Data lines:
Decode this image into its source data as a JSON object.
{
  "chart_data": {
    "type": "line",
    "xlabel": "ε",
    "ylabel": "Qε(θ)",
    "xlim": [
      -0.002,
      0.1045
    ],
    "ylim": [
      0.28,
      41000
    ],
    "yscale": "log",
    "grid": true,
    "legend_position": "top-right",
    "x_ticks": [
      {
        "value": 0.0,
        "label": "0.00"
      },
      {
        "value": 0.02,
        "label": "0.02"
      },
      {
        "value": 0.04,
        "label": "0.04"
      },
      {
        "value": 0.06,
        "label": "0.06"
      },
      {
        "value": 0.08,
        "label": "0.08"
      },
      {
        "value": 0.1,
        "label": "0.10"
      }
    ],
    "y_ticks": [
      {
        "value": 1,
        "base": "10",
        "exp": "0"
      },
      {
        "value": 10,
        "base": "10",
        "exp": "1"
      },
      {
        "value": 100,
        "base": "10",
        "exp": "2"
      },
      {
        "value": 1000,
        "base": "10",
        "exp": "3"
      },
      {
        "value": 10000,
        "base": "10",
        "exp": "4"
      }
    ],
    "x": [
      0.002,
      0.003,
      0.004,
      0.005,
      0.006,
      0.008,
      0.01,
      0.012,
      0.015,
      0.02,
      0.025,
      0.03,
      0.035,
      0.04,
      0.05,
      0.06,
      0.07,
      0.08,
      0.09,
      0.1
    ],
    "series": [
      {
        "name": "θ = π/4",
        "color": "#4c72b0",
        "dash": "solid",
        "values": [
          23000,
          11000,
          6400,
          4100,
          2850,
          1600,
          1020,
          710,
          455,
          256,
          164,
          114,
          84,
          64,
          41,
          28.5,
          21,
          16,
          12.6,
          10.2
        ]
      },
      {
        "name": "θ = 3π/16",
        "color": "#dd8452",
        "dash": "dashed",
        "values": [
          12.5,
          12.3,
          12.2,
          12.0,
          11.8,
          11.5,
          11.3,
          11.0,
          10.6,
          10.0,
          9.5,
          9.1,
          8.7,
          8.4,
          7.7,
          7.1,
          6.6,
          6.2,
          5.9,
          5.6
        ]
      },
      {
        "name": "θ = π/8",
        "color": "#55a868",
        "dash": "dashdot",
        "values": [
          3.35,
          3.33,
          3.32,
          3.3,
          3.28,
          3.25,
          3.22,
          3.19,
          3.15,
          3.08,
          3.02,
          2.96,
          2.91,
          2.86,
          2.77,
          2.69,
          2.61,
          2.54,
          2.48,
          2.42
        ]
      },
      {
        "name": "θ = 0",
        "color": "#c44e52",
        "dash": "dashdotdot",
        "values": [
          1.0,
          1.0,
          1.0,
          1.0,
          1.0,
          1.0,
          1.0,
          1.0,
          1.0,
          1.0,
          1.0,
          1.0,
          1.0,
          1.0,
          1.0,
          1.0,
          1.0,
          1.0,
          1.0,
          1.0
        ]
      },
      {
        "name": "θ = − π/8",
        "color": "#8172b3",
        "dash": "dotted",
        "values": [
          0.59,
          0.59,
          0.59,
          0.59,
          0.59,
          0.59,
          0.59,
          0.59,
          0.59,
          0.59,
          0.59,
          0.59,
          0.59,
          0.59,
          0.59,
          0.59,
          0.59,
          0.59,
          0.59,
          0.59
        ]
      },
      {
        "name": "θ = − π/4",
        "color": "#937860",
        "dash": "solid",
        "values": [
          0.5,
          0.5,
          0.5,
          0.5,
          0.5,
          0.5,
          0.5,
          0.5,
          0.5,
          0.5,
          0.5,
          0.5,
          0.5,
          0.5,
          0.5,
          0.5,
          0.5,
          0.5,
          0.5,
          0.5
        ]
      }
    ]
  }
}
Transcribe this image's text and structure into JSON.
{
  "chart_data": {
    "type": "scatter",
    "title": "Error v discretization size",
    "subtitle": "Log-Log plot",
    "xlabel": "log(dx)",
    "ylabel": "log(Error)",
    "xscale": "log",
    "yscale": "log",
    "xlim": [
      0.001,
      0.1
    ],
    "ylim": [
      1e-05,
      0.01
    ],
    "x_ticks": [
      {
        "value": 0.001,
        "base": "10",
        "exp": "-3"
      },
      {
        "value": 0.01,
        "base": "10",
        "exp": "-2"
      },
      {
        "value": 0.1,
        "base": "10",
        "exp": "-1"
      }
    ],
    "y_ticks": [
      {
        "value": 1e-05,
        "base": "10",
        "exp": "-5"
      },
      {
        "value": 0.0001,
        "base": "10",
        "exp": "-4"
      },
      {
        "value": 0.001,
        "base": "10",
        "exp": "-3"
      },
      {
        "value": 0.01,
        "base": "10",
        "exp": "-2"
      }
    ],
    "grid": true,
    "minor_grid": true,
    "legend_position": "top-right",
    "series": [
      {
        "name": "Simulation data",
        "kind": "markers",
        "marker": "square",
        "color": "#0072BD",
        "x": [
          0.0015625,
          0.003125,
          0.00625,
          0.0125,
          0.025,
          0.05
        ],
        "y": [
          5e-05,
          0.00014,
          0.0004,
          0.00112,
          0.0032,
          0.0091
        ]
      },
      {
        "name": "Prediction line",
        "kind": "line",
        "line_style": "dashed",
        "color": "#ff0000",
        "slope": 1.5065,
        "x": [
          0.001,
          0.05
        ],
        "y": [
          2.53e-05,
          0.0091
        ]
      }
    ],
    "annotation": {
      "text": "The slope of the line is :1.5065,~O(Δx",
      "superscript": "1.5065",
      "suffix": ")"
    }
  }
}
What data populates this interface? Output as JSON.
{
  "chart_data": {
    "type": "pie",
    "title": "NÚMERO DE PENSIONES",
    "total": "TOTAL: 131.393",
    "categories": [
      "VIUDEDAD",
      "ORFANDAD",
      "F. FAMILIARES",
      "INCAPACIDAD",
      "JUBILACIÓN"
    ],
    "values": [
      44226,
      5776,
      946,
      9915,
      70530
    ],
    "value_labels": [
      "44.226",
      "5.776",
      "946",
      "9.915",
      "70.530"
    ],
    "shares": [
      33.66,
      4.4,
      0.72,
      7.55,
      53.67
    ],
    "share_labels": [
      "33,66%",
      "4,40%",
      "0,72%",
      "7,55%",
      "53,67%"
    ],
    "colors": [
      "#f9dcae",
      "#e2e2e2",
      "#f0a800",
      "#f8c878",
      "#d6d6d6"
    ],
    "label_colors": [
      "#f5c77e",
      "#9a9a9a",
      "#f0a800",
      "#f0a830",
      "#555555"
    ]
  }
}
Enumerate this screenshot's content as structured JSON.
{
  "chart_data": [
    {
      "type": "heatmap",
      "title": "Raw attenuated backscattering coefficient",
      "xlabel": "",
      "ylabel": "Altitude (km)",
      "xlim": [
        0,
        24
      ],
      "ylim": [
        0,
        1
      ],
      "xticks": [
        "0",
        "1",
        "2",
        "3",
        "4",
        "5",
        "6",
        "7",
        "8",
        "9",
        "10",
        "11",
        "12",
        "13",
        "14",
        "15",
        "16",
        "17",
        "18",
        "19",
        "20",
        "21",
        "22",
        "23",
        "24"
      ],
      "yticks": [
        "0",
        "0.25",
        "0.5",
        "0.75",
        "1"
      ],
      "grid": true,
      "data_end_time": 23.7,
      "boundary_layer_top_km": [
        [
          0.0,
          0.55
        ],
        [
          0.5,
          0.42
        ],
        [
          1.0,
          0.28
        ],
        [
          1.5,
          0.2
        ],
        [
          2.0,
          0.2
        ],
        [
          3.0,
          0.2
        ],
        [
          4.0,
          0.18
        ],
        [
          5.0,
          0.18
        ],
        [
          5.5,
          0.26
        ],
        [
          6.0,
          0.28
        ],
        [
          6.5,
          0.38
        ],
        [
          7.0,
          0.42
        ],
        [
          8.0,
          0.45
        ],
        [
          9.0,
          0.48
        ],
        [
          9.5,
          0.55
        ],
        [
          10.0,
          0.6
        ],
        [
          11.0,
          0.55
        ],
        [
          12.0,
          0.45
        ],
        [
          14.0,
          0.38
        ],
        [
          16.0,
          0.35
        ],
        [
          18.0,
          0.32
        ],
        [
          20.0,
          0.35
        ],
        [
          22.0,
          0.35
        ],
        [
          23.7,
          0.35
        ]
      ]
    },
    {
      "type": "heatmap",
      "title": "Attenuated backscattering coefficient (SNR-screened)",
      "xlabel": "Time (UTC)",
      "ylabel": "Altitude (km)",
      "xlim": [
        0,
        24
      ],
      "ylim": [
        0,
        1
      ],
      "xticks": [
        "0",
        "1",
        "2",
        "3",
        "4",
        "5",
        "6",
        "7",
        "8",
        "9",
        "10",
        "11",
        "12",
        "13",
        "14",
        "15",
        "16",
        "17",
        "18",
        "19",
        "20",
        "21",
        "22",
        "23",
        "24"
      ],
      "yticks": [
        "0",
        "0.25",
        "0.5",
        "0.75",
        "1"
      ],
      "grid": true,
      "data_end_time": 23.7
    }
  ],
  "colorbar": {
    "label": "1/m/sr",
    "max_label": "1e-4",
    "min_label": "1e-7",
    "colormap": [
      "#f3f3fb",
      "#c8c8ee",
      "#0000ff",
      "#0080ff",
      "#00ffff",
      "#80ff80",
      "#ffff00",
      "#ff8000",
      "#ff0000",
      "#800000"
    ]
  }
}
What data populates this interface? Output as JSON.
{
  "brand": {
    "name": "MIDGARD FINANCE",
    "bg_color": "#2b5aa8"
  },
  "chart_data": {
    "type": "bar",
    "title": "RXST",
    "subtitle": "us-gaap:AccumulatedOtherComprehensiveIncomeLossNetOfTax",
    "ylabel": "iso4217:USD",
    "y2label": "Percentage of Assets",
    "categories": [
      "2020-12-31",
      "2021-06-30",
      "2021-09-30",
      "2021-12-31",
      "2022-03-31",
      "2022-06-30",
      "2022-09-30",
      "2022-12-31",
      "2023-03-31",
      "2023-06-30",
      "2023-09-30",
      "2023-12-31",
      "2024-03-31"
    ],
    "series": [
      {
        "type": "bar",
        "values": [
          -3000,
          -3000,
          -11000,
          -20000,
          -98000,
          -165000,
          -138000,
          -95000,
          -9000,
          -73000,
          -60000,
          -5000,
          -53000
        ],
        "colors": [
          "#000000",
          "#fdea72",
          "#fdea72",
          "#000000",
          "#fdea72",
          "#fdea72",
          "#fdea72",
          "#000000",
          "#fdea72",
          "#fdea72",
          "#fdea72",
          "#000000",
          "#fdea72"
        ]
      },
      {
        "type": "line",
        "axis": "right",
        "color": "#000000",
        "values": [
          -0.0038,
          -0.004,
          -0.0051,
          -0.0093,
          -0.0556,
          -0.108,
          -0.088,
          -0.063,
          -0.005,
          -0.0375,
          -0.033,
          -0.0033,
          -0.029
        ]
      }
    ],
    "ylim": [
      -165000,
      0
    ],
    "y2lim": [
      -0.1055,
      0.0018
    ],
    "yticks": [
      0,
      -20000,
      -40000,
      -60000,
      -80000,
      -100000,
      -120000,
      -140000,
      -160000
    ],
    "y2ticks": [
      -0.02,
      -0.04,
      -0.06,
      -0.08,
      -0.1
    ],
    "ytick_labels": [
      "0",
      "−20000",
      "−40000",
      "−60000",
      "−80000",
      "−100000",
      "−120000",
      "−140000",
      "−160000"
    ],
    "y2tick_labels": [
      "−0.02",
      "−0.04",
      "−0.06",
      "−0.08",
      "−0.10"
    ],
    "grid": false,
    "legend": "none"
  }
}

Exercise objective: Sift through the entries and copy every line with "image".

Solved problem:
Decode this image into its source data as a JSON object.
Transcribe this image's text and structure into JSON.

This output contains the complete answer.